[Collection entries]
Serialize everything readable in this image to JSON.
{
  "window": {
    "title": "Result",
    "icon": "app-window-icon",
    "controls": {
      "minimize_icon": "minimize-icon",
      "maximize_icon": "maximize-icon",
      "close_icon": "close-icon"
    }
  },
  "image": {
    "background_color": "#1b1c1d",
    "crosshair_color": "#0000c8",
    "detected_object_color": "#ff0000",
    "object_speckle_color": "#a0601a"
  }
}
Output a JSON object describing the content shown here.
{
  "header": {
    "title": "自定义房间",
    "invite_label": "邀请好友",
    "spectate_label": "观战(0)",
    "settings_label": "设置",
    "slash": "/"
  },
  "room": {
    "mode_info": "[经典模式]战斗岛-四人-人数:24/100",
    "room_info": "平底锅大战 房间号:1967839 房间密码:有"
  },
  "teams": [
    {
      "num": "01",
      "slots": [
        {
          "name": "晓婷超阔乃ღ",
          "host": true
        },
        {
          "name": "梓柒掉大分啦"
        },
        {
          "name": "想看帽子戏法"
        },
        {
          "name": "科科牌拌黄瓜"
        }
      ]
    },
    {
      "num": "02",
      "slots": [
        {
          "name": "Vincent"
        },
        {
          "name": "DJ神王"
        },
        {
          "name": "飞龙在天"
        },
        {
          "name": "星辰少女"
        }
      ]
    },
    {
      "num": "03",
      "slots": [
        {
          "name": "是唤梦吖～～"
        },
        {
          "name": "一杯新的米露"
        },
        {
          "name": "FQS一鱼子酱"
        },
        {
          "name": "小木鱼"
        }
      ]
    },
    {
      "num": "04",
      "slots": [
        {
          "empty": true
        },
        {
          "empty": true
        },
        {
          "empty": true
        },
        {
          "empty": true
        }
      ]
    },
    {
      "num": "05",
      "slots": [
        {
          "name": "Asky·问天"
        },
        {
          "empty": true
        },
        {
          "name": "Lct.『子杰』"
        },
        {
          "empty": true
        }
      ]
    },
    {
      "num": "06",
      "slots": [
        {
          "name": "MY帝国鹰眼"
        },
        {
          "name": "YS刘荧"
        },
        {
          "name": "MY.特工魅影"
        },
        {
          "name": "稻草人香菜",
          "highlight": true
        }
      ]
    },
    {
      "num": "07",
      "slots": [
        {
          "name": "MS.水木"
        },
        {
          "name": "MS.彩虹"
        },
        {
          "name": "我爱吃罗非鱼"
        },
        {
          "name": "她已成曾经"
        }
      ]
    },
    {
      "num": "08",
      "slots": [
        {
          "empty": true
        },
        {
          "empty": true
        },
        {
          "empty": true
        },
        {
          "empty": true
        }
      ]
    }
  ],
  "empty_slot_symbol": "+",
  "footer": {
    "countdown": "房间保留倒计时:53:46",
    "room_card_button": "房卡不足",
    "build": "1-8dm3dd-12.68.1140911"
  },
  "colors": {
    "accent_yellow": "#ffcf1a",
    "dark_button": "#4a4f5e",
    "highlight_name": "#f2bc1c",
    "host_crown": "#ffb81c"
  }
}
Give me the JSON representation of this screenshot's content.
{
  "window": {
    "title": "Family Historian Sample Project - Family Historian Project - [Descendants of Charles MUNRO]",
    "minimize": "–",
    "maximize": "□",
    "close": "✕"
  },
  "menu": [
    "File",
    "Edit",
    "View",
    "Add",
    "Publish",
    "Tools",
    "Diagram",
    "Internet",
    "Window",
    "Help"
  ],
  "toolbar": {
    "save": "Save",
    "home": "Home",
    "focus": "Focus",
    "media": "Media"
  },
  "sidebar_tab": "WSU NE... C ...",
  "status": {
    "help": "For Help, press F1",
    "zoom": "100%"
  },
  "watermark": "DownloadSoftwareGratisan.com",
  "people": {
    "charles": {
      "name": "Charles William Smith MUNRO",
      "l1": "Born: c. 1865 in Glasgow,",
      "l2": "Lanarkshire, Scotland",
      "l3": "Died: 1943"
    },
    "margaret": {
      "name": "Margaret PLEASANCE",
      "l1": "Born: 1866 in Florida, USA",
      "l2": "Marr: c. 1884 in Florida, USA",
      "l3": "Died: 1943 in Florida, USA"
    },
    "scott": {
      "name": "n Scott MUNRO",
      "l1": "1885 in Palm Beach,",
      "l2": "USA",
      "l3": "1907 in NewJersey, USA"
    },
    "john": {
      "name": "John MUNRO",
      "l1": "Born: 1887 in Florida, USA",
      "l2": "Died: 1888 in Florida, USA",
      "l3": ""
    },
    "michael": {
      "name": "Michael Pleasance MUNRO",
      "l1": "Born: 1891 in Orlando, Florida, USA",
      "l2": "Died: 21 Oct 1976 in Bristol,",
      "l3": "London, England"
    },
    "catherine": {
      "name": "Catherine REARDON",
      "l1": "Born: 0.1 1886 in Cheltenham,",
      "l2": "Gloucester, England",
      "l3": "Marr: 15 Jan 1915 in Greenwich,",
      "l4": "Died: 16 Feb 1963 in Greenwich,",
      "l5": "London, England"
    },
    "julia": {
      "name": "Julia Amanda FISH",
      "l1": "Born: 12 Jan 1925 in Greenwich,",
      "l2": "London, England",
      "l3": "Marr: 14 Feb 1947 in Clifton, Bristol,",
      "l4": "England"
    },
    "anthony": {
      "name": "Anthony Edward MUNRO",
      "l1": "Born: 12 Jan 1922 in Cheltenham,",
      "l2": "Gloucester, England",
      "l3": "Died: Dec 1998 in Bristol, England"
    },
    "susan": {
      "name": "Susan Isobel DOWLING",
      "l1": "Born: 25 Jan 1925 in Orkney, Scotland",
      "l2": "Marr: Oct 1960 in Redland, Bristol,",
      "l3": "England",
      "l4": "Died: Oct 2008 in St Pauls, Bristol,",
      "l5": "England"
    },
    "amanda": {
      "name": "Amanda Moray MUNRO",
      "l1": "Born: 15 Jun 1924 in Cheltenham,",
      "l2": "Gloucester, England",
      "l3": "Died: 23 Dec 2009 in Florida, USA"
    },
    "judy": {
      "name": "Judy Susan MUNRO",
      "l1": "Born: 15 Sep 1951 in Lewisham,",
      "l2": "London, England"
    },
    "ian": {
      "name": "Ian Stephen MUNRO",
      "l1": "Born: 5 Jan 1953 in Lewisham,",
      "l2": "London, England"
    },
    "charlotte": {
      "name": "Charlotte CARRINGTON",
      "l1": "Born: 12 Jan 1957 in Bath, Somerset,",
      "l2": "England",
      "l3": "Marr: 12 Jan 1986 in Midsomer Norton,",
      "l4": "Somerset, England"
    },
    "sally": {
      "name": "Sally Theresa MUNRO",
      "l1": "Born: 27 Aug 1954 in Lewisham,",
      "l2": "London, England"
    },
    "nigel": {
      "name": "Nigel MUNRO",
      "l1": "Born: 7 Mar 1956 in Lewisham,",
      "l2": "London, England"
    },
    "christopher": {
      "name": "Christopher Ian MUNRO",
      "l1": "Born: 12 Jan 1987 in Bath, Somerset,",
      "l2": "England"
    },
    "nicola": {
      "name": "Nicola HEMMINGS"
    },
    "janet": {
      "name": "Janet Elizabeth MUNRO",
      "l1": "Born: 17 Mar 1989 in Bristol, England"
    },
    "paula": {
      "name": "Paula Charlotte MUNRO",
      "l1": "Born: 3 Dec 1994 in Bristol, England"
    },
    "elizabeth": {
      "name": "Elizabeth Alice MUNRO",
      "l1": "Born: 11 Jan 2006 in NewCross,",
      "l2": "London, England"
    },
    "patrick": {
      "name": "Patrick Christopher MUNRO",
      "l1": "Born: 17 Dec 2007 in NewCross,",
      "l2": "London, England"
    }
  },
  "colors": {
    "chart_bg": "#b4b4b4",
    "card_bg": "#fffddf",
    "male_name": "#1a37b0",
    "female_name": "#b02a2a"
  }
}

● THE PROBLEM: Track down every line of the material containing the string "Florida", and copy it.

● RESULT OF THE TASK:
      "l1": "Born: 1866 in Florida, USA",
      "l2": "Marr: c. 1884 in Florida, USA",
      "l3": "Died: 1943 in Florida, USA"
      "l1": "Born: 1887 in Florida, USA",
      "l2": "Died: 1888 in Florida, USA",
      "l1": "Born: 1891 in Orlando, Florida, USA",
      "l3": "Died: 23 Dec 2009 in Florida, USA"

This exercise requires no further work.